Where does the word "nicht" appear in the entries below? Copy each line that holds it.

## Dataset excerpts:
============================================================
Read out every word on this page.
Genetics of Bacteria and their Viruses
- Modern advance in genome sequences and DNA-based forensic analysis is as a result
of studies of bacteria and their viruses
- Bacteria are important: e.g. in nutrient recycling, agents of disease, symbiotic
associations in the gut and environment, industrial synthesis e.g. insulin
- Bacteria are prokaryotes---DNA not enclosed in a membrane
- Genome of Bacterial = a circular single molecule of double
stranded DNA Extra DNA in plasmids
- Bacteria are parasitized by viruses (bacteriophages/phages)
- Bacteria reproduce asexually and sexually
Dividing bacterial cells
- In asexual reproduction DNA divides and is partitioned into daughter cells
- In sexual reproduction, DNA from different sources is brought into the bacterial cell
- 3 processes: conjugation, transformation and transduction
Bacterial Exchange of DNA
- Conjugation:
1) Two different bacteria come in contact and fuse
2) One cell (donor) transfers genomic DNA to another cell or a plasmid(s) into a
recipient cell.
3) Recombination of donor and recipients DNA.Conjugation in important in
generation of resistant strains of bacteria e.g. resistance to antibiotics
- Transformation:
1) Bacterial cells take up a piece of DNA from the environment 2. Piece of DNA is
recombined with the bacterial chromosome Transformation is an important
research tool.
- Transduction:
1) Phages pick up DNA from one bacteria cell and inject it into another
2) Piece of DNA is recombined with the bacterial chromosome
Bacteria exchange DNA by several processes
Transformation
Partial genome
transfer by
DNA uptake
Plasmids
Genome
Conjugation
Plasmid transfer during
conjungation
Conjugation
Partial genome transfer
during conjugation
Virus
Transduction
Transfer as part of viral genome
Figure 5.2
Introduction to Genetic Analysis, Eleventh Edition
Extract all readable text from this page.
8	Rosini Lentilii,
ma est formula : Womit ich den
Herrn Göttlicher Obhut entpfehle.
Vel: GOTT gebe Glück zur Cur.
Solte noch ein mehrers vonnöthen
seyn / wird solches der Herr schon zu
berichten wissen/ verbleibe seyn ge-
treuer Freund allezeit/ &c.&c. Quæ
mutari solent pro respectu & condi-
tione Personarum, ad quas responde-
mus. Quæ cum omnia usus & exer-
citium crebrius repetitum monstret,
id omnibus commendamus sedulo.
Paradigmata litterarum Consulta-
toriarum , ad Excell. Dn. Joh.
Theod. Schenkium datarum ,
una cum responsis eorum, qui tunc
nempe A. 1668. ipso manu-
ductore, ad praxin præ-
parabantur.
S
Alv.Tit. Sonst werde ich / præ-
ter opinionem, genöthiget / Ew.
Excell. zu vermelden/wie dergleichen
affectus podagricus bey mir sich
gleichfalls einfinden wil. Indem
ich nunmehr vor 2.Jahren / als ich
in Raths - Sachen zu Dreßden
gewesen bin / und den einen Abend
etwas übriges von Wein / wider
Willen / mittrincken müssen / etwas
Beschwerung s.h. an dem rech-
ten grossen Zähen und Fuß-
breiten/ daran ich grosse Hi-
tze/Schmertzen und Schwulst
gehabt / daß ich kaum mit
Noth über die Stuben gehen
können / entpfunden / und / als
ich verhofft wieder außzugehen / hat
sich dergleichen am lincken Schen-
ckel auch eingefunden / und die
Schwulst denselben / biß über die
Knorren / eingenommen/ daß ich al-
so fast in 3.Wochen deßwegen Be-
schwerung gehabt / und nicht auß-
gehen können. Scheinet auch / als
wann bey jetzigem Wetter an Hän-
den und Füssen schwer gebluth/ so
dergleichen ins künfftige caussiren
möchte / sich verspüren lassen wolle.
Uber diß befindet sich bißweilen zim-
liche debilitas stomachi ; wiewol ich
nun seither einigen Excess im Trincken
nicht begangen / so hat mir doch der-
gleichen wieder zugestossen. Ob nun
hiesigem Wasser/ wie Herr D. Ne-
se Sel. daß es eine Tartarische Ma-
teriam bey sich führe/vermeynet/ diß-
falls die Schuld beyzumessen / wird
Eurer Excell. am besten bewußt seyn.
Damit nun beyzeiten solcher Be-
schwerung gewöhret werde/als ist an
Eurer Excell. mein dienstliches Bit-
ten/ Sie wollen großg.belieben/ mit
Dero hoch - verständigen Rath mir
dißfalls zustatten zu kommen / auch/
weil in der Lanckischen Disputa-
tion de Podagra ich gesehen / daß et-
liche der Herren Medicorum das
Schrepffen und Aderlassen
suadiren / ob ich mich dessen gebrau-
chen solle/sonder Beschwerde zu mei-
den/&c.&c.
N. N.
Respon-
============================================================
## RESULT:
schwerung gehabt / und nicht auß-
nicht begangen / so hat mir doch der-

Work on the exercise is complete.